- _Exercise_
Lines that hold the word "Налоговая" should be located and copied.

- _Records_
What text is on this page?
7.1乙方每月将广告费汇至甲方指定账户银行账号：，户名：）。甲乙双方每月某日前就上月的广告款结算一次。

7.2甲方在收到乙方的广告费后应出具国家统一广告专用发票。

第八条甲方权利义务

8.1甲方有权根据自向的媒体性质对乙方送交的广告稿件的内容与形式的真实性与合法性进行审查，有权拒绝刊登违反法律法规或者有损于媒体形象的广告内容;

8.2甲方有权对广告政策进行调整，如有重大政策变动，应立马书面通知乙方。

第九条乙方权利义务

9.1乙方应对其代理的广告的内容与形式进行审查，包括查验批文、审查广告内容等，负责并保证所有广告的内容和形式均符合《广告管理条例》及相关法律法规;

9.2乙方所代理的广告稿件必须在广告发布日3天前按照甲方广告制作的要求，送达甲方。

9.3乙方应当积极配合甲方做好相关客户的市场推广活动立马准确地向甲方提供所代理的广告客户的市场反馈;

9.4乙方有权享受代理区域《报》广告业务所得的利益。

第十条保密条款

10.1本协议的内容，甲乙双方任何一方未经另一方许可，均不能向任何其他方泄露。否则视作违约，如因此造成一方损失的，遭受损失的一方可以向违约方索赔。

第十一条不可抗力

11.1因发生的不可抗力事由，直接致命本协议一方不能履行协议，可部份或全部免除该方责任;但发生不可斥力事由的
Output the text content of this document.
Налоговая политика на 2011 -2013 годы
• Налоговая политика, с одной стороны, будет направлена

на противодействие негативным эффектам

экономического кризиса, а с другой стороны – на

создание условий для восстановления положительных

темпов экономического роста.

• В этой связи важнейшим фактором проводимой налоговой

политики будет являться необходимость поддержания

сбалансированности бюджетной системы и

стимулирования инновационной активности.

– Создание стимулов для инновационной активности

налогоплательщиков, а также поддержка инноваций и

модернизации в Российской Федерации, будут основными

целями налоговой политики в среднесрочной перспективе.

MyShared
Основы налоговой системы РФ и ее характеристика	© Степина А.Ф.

- _Completed task_
Налоговая политика на 2011 -2013 годы
• Налоговая политика, с одной стороны, будет направлена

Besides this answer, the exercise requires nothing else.